[Figure dataset records]

########################################

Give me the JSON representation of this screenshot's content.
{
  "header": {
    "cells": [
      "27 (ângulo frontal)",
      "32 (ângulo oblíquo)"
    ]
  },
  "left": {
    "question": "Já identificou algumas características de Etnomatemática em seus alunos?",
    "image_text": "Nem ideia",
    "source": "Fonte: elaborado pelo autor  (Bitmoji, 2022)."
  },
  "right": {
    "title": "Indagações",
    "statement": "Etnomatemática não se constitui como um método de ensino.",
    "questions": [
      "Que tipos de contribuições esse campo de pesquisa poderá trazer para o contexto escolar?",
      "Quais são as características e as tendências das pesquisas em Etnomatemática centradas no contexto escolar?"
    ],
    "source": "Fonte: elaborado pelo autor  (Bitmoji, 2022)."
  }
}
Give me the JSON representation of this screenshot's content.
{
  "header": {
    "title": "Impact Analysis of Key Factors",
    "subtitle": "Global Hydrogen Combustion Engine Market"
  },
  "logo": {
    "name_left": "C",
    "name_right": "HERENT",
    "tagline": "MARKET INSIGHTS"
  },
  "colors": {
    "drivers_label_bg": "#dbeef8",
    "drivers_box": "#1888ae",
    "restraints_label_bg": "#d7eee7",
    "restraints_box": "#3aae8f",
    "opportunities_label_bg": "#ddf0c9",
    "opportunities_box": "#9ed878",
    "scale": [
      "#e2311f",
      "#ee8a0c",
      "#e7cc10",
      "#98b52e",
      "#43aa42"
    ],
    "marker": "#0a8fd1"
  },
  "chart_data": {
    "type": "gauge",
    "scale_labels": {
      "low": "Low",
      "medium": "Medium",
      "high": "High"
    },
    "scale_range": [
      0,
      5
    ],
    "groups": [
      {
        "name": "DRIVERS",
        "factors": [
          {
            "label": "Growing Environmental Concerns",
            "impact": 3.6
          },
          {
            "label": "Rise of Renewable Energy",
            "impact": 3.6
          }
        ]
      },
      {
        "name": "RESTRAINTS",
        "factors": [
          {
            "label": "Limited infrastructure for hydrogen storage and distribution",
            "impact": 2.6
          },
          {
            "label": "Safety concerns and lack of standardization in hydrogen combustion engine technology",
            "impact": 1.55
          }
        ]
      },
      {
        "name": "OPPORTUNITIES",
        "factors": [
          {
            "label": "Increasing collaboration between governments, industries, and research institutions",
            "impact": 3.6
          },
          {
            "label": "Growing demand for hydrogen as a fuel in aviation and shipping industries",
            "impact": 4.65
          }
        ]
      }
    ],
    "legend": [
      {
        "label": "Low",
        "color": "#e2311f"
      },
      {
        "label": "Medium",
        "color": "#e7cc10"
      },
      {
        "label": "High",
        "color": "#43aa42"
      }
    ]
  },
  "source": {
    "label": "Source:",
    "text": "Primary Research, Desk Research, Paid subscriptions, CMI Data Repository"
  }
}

########################################

> _What is expected_
Using the material above, copy every line in which the string "Growing" occurs.

> _Answer to the problem_
            "label": "Growing Environmental Concerns",
            "label": "Growing demand for hydrogen as a fuel in aviation and shipping industries",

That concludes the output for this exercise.